- [Set problem]: Only a number is wanted: how many lines in the listing contain the word "Absolute"?

Items from a data source:
'''

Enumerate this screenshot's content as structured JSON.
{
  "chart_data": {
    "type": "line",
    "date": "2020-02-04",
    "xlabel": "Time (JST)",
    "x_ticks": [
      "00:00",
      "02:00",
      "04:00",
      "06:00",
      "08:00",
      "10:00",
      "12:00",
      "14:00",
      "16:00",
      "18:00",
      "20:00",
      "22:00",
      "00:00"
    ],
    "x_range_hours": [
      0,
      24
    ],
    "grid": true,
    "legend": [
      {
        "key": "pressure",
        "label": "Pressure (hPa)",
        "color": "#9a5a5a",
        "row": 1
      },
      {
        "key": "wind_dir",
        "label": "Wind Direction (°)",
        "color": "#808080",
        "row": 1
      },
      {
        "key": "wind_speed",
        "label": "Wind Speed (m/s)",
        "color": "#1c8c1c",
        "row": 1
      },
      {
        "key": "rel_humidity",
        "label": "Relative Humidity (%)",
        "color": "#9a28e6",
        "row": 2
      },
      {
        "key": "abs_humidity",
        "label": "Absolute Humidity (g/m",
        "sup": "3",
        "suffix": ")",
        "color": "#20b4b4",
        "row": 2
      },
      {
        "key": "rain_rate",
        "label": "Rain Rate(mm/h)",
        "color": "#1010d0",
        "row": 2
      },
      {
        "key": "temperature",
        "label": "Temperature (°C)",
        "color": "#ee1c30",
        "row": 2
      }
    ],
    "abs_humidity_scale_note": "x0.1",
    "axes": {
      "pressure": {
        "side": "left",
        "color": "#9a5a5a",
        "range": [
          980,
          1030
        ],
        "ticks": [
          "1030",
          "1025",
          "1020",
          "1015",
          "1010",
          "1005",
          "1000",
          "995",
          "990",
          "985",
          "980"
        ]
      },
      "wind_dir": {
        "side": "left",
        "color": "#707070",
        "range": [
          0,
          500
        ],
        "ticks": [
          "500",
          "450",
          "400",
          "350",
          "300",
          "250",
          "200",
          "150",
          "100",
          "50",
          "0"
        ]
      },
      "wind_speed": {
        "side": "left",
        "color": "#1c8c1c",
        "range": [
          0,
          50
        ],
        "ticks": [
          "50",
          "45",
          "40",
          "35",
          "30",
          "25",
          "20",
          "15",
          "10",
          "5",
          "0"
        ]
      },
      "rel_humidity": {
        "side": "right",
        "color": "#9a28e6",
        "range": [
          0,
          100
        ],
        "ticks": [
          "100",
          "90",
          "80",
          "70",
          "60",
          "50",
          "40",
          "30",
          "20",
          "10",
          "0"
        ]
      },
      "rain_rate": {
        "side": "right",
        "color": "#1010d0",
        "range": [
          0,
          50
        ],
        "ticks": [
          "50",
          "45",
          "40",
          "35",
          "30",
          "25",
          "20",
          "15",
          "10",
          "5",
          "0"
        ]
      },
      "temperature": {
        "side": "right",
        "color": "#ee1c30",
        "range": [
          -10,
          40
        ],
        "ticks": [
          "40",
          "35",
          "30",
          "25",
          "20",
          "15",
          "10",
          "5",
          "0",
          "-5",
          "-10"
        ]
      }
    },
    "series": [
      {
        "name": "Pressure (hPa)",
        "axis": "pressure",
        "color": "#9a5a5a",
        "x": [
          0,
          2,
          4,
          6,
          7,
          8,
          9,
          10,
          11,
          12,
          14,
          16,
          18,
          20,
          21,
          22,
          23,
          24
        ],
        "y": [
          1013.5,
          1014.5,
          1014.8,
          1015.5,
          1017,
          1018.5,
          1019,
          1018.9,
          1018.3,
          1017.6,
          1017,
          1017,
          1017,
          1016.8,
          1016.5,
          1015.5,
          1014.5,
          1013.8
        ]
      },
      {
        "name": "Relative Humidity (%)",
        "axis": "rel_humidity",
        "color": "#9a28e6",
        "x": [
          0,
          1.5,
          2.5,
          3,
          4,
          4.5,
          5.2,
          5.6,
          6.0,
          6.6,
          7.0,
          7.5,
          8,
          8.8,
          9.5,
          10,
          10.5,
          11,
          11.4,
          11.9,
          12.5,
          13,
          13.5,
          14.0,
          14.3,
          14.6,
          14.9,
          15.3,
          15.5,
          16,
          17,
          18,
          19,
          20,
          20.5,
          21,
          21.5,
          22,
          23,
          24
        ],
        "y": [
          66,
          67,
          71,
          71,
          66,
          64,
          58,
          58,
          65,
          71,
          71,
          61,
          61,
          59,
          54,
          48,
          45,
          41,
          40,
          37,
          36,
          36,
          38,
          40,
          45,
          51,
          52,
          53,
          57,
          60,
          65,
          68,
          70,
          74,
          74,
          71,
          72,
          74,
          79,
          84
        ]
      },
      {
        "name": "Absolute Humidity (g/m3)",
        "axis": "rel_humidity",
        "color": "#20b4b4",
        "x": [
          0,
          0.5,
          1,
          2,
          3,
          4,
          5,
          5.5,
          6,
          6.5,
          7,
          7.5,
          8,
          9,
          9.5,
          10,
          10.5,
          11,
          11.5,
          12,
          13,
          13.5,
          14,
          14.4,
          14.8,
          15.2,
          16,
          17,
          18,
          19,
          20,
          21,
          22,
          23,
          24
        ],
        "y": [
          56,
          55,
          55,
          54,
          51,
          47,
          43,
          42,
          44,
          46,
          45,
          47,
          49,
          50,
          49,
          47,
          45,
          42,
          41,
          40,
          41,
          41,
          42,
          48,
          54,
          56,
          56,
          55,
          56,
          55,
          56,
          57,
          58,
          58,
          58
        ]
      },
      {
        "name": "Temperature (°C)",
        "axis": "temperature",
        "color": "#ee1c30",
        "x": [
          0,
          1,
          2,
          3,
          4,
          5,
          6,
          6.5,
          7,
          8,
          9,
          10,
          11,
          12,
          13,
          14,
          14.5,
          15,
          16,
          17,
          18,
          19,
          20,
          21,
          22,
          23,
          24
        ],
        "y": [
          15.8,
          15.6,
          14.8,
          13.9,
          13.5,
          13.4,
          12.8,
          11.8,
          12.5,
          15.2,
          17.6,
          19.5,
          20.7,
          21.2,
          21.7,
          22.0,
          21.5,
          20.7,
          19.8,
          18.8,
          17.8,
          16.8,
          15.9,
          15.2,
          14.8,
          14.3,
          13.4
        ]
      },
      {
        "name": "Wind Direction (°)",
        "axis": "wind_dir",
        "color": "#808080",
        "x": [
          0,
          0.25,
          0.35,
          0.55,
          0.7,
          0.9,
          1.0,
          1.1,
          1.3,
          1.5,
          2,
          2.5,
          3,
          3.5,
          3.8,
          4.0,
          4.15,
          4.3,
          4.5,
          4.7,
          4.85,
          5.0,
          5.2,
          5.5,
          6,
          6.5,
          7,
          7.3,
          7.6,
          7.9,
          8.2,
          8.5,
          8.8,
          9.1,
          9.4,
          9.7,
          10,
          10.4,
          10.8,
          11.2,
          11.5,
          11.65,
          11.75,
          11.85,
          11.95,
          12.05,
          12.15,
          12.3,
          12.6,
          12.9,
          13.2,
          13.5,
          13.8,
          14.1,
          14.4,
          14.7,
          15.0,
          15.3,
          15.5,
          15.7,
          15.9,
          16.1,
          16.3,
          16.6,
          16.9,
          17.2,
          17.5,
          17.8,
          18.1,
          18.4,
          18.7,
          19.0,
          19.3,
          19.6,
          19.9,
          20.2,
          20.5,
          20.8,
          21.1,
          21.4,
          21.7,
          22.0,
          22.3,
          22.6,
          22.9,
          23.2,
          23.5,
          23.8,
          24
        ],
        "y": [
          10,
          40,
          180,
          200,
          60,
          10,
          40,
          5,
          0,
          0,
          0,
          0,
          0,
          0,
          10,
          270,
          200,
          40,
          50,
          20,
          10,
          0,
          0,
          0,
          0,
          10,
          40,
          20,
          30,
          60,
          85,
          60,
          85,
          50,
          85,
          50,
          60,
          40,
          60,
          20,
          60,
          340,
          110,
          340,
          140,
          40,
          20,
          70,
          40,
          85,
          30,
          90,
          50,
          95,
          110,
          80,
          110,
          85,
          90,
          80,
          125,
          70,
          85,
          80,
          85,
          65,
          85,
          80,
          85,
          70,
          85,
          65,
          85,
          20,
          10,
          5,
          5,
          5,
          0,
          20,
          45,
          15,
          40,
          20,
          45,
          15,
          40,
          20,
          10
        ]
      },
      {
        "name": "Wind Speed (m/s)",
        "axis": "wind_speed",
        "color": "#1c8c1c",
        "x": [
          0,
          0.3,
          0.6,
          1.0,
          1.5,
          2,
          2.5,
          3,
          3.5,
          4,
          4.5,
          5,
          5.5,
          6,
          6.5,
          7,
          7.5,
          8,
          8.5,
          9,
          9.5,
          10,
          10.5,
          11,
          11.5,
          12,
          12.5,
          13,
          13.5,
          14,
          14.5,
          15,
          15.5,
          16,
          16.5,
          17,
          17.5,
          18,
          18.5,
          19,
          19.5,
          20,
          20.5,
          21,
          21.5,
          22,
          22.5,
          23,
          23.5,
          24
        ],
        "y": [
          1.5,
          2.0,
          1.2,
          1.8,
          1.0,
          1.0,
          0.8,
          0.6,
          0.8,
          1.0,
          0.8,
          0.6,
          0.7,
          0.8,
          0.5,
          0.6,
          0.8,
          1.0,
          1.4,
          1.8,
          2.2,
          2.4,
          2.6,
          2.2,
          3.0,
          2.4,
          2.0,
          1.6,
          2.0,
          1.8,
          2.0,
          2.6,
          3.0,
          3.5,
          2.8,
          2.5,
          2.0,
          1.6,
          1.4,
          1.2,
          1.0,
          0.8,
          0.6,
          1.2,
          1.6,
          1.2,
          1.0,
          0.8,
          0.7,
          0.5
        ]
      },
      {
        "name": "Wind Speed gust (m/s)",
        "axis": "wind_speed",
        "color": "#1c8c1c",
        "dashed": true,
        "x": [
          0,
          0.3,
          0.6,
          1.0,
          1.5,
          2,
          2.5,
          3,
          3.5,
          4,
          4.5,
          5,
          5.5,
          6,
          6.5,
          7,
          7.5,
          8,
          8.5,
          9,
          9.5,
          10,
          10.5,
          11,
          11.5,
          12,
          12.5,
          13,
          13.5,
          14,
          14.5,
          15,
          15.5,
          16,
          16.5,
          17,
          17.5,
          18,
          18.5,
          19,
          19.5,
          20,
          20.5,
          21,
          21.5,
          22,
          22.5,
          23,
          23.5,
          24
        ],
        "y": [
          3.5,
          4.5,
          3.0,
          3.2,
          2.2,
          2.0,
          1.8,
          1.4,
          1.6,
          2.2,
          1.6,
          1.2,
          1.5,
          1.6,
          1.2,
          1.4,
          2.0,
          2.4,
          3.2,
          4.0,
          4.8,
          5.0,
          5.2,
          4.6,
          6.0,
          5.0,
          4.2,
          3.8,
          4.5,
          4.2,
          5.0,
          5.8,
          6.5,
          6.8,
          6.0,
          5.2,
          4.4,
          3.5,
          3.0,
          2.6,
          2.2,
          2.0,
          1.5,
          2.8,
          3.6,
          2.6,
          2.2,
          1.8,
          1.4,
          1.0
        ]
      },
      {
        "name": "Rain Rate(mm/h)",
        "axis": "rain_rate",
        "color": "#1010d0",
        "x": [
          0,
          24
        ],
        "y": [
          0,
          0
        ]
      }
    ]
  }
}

'''

- [Answer]: 2